Stored data entries:
## Start
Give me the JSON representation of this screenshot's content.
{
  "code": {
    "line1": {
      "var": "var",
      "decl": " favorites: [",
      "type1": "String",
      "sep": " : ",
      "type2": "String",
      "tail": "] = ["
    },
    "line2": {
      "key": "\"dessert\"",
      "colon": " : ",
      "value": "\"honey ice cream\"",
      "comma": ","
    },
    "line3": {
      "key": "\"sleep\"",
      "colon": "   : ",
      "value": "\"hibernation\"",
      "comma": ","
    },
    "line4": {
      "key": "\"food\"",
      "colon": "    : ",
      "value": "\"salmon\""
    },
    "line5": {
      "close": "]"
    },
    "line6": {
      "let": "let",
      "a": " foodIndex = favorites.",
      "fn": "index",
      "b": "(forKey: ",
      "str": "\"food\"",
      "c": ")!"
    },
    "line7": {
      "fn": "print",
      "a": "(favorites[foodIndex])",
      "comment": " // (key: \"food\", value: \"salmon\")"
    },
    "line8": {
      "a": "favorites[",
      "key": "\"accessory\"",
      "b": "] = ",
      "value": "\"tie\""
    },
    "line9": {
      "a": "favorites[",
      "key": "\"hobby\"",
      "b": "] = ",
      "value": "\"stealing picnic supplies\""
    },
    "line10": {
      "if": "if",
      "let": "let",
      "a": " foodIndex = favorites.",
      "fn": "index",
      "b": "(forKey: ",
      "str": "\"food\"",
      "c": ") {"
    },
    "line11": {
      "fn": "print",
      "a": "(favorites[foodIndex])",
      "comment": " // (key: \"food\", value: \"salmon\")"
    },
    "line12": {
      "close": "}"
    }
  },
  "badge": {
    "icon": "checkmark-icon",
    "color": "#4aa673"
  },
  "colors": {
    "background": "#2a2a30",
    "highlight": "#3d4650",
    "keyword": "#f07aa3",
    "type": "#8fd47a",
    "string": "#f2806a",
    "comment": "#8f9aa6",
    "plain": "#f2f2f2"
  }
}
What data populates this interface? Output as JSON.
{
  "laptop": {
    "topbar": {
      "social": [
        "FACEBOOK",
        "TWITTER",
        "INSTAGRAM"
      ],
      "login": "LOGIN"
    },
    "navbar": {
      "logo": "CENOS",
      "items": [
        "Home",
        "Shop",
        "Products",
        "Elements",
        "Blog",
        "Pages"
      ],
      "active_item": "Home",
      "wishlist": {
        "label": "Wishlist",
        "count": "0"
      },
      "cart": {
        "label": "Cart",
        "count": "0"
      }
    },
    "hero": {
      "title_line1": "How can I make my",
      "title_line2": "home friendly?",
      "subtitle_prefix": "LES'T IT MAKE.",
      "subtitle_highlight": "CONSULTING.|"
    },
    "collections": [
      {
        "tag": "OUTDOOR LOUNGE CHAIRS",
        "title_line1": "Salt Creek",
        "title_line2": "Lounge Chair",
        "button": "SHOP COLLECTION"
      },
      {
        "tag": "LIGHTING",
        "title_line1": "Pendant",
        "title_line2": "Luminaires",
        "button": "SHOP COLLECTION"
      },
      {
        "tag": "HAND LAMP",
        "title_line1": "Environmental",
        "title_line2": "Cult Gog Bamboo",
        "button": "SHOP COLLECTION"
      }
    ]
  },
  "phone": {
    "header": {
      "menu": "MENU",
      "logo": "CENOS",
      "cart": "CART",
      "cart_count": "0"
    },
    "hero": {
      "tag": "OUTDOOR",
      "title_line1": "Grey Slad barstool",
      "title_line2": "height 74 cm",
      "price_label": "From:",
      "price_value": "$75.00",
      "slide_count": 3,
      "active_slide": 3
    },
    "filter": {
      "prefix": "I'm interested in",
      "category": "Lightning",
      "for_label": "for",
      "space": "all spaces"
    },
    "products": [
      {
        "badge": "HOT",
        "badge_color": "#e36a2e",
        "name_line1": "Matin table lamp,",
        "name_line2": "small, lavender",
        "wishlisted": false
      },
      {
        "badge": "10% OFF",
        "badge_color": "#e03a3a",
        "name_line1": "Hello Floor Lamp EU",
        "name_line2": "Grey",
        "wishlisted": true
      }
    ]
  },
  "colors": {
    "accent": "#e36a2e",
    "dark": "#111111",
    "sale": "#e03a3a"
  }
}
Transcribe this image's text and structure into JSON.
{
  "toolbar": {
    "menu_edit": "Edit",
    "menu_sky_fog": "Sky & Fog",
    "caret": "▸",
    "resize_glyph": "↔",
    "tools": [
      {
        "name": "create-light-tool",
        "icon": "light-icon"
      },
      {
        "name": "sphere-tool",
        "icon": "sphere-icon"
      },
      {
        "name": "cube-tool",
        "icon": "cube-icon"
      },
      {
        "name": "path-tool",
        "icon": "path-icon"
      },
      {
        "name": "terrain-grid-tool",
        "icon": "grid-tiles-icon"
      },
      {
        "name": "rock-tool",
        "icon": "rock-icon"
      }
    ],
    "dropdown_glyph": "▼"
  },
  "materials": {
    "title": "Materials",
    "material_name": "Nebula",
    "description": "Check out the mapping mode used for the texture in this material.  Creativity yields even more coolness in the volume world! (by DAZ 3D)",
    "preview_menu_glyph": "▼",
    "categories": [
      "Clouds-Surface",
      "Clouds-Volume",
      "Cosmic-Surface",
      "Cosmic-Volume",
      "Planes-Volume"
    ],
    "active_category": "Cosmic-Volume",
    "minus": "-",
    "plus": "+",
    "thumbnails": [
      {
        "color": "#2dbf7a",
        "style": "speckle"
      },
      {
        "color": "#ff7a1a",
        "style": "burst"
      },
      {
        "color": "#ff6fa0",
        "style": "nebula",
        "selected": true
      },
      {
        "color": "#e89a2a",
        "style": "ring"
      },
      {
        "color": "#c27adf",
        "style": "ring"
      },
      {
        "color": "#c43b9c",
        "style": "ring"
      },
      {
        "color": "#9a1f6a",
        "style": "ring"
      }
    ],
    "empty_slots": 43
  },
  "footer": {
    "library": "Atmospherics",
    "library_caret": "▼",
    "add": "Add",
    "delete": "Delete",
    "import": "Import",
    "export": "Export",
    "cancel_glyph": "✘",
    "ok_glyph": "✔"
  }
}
## End
▶ **Your goal**
Select and copy every line of the listing with the word "grid".

▶ **Solved problem**
        "name": "terrain-grid-tool",
        "icon": "grid-tiles-icon"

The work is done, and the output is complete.